WRITTEN INSTRUCTION. Every record must appear in your copy exactly as written, with no pictures.

EXERCISE MATERIALS.
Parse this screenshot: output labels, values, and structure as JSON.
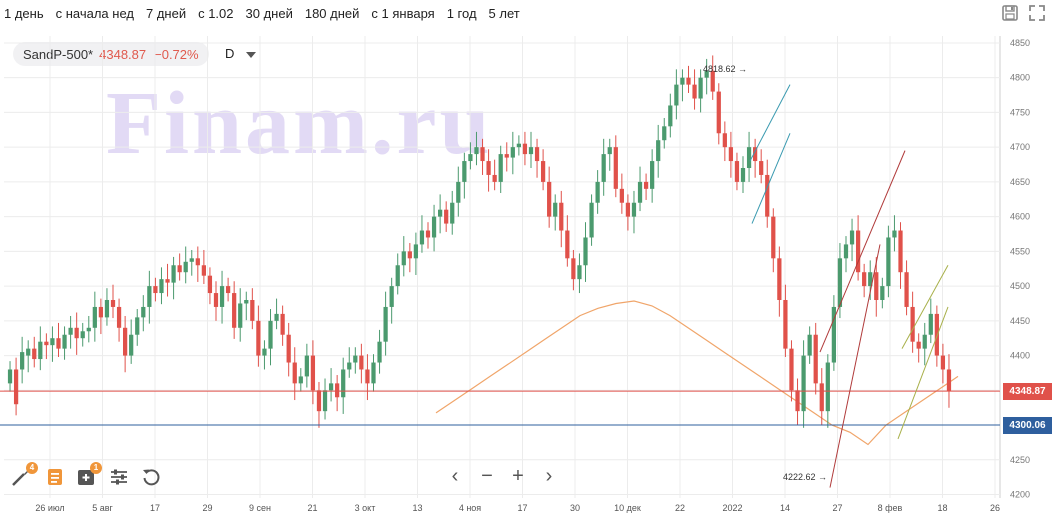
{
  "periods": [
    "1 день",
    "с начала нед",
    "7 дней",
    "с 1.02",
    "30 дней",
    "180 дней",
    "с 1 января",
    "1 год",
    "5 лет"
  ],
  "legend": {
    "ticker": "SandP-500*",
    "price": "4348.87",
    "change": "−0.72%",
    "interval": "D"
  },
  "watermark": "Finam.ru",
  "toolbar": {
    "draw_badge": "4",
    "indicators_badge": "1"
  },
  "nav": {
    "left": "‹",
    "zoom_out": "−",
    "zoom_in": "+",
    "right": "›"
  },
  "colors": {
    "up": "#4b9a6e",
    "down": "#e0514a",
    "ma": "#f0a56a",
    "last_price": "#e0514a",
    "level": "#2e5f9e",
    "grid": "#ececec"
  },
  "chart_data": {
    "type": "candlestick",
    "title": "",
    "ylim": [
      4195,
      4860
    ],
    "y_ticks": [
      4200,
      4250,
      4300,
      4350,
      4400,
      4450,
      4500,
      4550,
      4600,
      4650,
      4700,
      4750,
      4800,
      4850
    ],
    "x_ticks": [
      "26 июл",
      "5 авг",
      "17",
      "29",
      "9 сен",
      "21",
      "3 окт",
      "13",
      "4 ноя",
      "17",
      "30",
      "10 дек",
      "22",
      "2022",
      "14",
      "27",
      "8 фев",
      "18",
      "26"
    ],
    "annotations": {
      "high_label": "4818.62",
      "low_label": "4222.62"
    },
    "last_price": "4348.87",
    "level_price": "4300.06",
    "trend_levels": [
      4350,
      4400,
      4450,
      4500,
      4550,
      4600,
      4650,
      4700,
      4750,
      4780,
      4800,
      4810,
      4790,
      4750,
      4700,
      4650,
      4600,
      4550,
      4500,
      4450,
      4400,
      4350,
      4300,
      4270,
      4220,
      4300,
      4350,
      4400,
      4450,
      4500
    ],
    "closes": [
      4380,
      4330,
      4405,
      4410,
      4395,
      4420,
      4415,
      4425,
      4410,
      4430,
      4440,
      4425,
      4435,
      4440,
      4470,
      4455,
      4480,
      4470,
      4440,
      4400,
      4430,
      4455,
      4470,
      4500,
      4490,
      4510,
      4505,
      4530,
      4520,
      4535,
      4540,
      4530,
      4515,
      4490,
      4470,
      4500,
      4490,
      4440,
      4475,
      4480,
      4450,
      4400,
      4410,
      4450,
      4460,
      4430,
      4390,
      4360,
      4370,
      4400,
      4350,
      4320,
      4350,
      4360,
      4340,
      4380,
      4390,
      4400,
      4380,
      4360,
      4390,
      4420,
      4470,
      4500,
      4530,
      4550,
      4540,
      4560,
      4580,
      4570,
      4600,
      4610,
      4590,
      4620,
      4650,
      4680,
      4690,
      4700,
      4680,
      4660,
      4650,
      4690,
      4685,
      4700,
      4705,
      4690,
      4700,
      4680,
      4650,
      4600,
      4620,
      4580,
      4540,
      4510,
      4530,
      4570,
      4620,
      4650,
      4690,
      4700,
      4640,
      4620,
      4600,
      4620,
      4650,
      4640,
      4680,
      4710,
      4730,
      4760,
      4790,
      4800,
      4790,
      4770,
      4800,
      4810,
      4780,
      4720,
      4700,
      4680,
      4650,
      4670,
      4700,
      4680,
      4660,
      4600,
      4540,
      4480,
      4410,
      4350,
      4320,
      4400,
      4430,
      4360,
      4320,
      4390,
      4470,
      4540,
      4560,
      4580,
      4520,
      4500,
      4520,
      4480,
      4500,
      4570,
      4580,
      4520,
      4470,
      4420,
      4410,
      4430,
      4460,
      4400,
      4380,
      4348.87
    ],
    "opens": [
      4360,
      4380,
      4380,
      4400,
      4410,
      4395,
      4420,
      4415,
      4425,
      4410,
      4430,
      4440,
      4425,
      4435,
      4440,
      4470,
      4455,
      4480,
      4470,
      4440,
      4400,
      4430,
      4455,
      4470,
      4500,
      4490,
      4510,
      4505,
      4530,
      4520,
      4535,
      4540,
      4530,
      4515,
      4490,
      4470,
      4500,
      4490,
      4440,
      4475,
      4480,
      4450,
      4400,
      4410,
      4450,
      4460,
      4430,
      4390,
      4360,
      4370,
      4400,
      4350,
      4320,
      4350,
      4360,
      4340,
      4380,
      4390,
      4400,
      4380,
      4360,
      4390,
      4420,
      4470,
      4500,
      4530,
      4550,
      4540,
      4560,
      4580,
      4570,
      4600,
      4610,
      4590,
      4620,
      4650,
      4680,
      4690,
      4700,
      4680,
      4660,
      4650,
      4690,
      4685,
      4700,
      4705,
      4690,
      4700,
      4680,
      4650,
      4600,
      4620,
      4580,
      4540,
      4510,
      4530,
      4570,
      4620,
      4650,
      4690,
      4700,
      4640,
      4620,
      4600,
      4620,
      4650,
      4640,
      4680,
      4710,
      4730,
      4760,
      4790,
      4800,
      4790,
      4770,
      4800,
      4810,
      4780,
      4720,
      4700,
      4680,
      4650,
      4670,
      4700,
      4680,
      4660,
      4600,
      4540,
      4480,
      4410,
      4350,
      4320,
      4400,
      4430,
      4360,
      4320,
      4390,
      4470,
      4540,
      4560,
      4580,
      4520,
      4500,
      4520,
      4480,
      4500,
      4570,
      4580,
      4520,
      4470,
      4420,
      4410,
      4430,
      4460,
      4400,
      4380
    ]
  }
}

THE ANSWER.
Parse this screenshot: output labels, values, and structure as JSON.
{
  "periods": [
    "1 день",
    "с начала нед",
    "7 дней",
    "с 1.02",
    "30 дней",
    "180 дней",
    "с 1 января",
    "1 год",
    "5 лет"
  ],
  "legend": {
    "ticker": "SandP-500*",
    "price": "4348.87",
    "change": "−0.72%",
    "interval": "D"
  },
  "watermark": "Finam.ru",
  "toolbar": {
    "draw_badge": "4",
    "indicators_badge": "1"
  },
  "nav": {
    "left": "‹",
    "zoom_out": "−",
    "zoom_in": "+",
    "right": "›"
  },
  "colors": {
    "up": "#4b9a6e",
    "down": "#e0514a",
    "ma": "#f0a56a",
    "last_price": "#e0514a",
    "level": "#2e5f9e",
    "grid": "#ececec"
  },
  "chart_data": {
    "type": "candlestick",
    "title": "",
    "ylim": [
      4195,
      4860
    ],
    "y_ticks": [
      4200,
      4250,
      4300,
      4350,
      4400,
      4450,
      4500,
      4550,
      4600,
      4650,
      4700,
      4750,
      4800,
      4850
    ],
    "x_ticks": [
      "26 июл",
      "5 авг",
      "17",
      "29",
      "9 сен",
      "21",
      "3 окт",
      "13",
      "4 ноя",
      "17",
      "30",
      "10 дек",
      "22",
      "2022",
      "14",
      "27",
      "8 фев",
      "18",
      "26"
    ],
    "annotations": {
      "high_label": "4818.62",
      "low_label": "4222.62"
    },
    "last_price": "4348.87",
    "level_price": "4300.06",
    "trend_levels": [
      4350,
      4400,
      4450,
      4500,
      4550,
      4600,
      4650,
      4700,
      4750,
      4780,
      4800,
      4810,
      4790,
      4750,
      4700,
      4650,
      4600,
      4550,
      4500,
      4450,
      4400,
      4350,
      4300,
      4270,
      4220,
      4300,
      4350,
      4400,
      4450,
      4500
    ],
    "closes": [
      4380,
      4330,
      4405,
      4410,
      4395,
      4420,
      4415,
      4425,
      4410,
      4430,
      4440,
      4425,
      4435,
      4440,
      4470,
      4455,
      4480,
      4470,
      4440,
      4400,
      4430,
      4455,
      4470,
      4500,
      4490,
      4510,
      4505,
      4530,
      4520,
      4535,
      4540,
      4530,
      4515,
      4490,
      4470,
      4500,
      4490,
      4440,
      4475,
      4480,
      4450,
      4400,
      4410,
      4450,
      4460,
      4430,
      4390,
      4360,
      4370,
      4400,
      4350,
      4320,
      4350,
      4360,
      4340,
      4380,
      4390,
      4400,
      4380,
      4360,
      4390,
      4420,
      4470,
      4500,
      4530,
      4550,
      4540,
      4560,
      4580,
      4570,
      4600,
      4610,
      4590,
      4620,
      4650,
      4680,
      4690,
      4700,
      4680,
      4660,
      4650,
      4690,
      4685,
      4700,
      4705,
      4690,
      4700,
      4680,
      4650,
      4600,
      4620,
      4580,
      4540,
      4510,
      4530,
      4570,
      4620,
      4650,
      4690,
      4700,
      4640,
      4620,
      4600,
      4620,
      4650,
      4640,
      4680,
      4710,
      4730,
      4760,
      4790,
      4800,
      4790,
      4770,
      4800,
      4810,
      4780,
      4720,
      4700,
      4680,
      4650,
      4670,
      4700,
      4680,
      4660,
      4600,
      4540,
      4480,
      4410,
      4350,
      4320,
      4400,
      4430,
      4360,
      4320,
      4390,
      4470,
      4540,
      4560,
      4580,
      4520,
      4500,
      4520,
      4480,
      4500,
      4570,
      4580,
      4520,
      4470,
      4420,
      4410,
      4430,
      4460,
      4400,
      4380,
      4348.87
    ],
    "opens": [
      4360,
      4380,
      4380,
      4400,
      4410,
      4395,
      4420,
      4415,
      4425,
      4410,
      4430,
      4440,
      4425,
      4435,
      4440,
      4470,
      4455,
      4480,
      4470,
      4440,
      4400,
      4430,
      4455,
      4470,
      4500,
      4490,
      4510,
      4505,
      4530,
      4520,
      4535,
      4540,
      4530,
      4515,
      4490,
      4470,
      4500,
      4490,
      4440,
      4475,
      4480,
      4450,
      4400,
      4410,
      4450,
      4460,
      4430,
      4390,
      4360,
      4370,
      4400,
      4350,
      4320,
      4350,
      4360,
      4340,
      4380,
      4390,
      4400,
      4380,
      4360,
      4390,
      4420,
      4470,
      4500,
      4530,
      4550,
      4540,
      4560,
      4580,
      4570,
      4600,
      4610,
      4590,
      4620,
      4650,
      4680,
      4690,
      4700,
      4680,
      4660,
      4650,
      4690,
      4685,
      4700,
      4705,
      4690,
      4700,
      4680,
      4650,
      4600,
      4620,
      4580,
      4540,
      4510,
      4530,
      4570,
      4620,
      4650,
      4690,
      4700,
      4640,
      4620,
      4600,
      4620,
      4650,
      4640,
      4680,
      4710,
      4730,
      4760,
      4790,
      4800,
      4790,
      4770,
      4800,
      4810,
      4780,
      4720,
      4700,
      4680,
      4650,
      4670,
      4700,
      4680,
      4660,
      4600,
      4540,
      4480,
      4410,
      4350,
      4320,
      4400,
      4430,
      4360,
      4320,
      4390,
      4470,
      4540,
      4560,
      4580,
      4520,
      4500,
      4520,
      4480,
      4500,
      4570,
      4580,
      4520,
      4470,
      4420,
      4410,
      4430,
      4460,
      4400,
      4380
    ]
  }
}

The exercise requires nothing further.